***** DOCUMENT TEXT *****

Have you ever heard the saying, "faster than the speed of light"? Have you ever wondered why sound can travel so fast? Faster than sound? This is because light is an electromagnetic wave. This means that it can travel through a vacuum, or empty space. This means that it does not have to wait for a molecule to be able to move. But why can't sound move that fast? This is because sound is a Mechanical wave, Longitudinal to be exact. Sound waves, being mechanical waves, have to travel through a medium, or matter. This means that vibrations have to be sent from particle to particle, costing time. Thus why it can move faster through solids than liquids and gasses. This is because in a solid, the molecules are very close together, this means that sound waves don't have to wait a very long time to move from molecule to molecule, but in air, sometimes it can take a while to find another molecule to move onto and travel through, ergo, sound travels fastest through solids and denser mediums. But what does this have to do with other types of waves. There are two main families of waves, electromagnetic waves and mechanical waves. Mechanical waves are waves that need a medium to travel through. There are many different types of mechanical waves that include transverse waves, longitudinal waves and even oceanic wave. They also include seismic waves or earthquakes. Then there are Electromagnetic waves. These waves are like light rays and don't need to travel through a medium, meaning that they can travel through a vacuum or space.  In the electromagnetic waves, there is the electromagnetic spectrum, this is the spectrum of waves of the order of radiation The order is, radio waves, microwaves, infrared radiation, visible light, ultraviolet light, x-ray, and then gamma rays.

*****

## SET TASK A
According to the passage on waves, what are the two main families of waves?
## SET TASK B
Write the next part of the passage on waves, picking up after its final sentence.

***** SUPPLIED MATERIAL *****

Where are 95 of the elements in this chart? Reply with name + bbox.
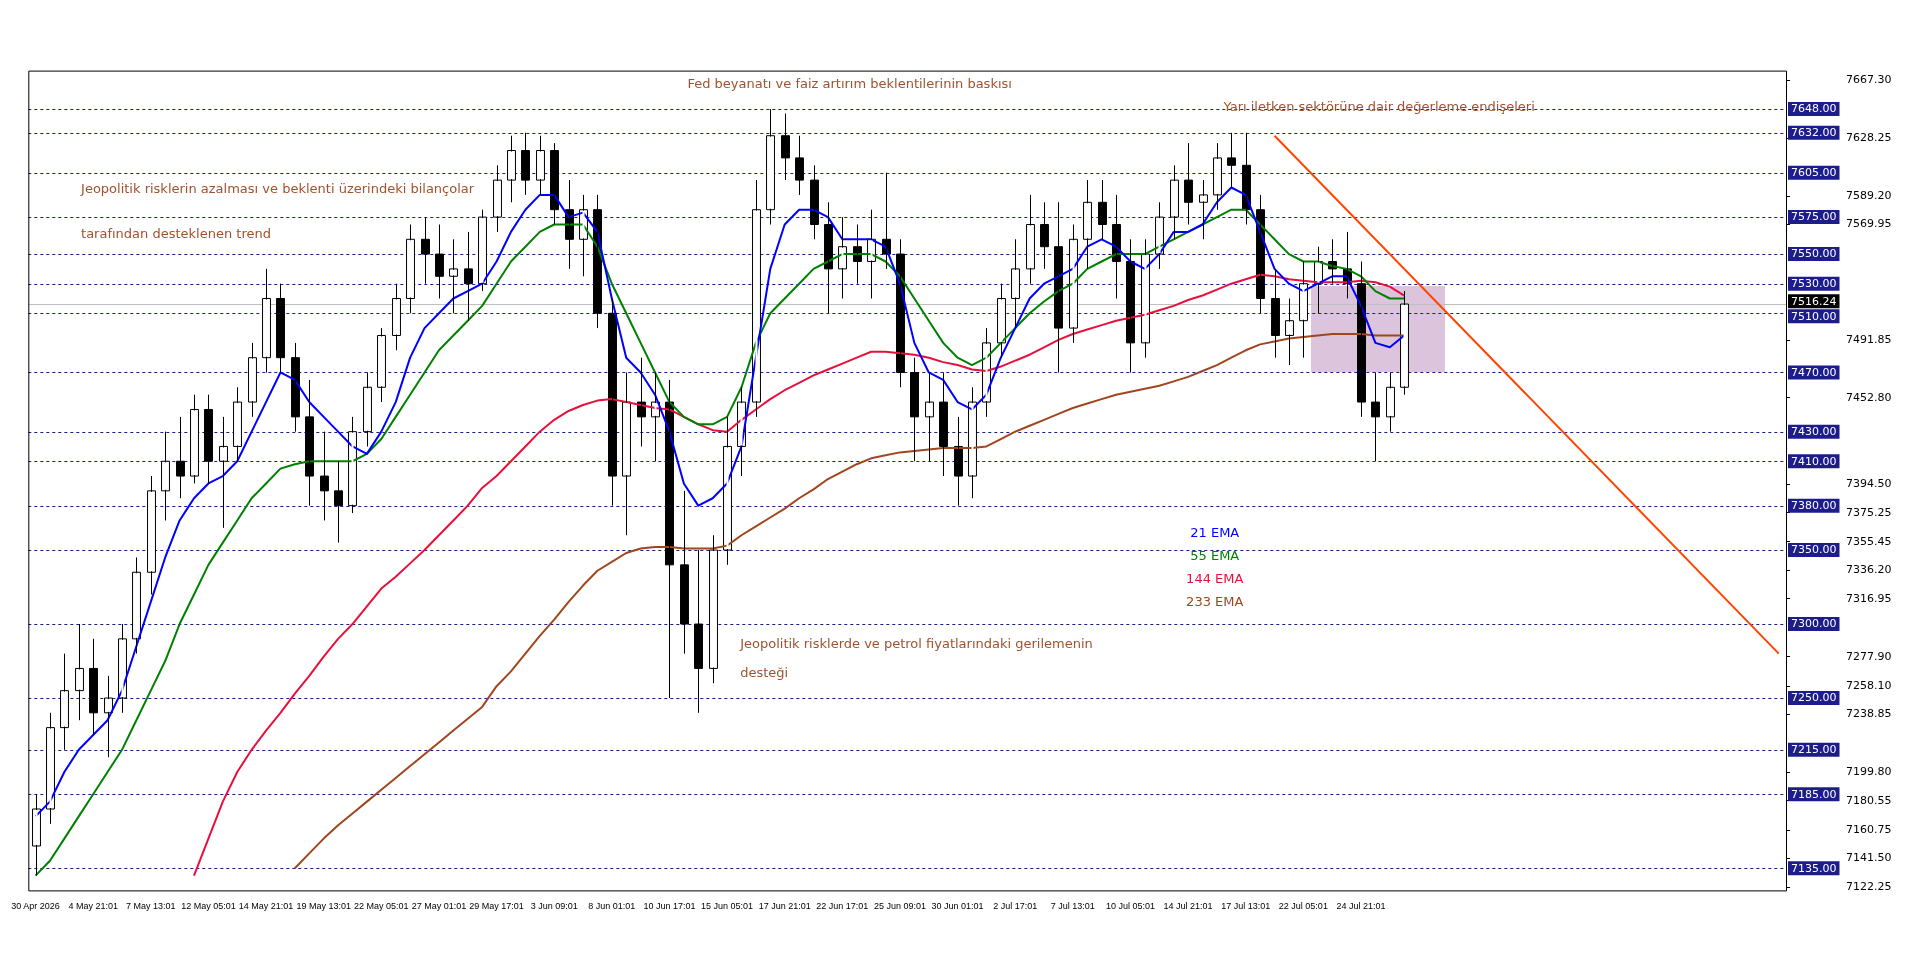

*****

## RIGHT ANSWER A
Electromagnetic waves and mechanical waves.

## RIGHT ANSWER B
S&EP
SP2: Using models

We used models to see just how sound travels differently in different objects. We also used models to show the different types of waves and how they are different and can be manipulated. This helped because it showed the way that different waves acted and how that changed the outcome of the wave such as the amplitude, wavelength and wave power. It also helped to model what sound travels fastest through because that gave us a better understanding of why sound travels fastest through what it travels fastest through. This is just another example of how models can help scientist to better understand what they are doing and why and how it works.

XCC
XCC: Energy and Matter

Energy and matter are a very important part of telling different waves from each other. Matter can help to separate the two main types of waves, electromagnetic and mechanical. This can help us to differentiate the two waves because mechanical waves need a medium or matter to be able to travel, whereas electromagnetic doesn't. Energy comes into play because waves have different ways to passing on energy. Some waves, like transversal waves, travel perpendicular to energy, where others, such as longitudinal waves, travel parallel to energy. Each wave also carries different amounts of energy. High frequency waves carry more energy than lower frequency waves. These can help us to separate different types of waves from one another and calculate how to find their wave speed and wave power.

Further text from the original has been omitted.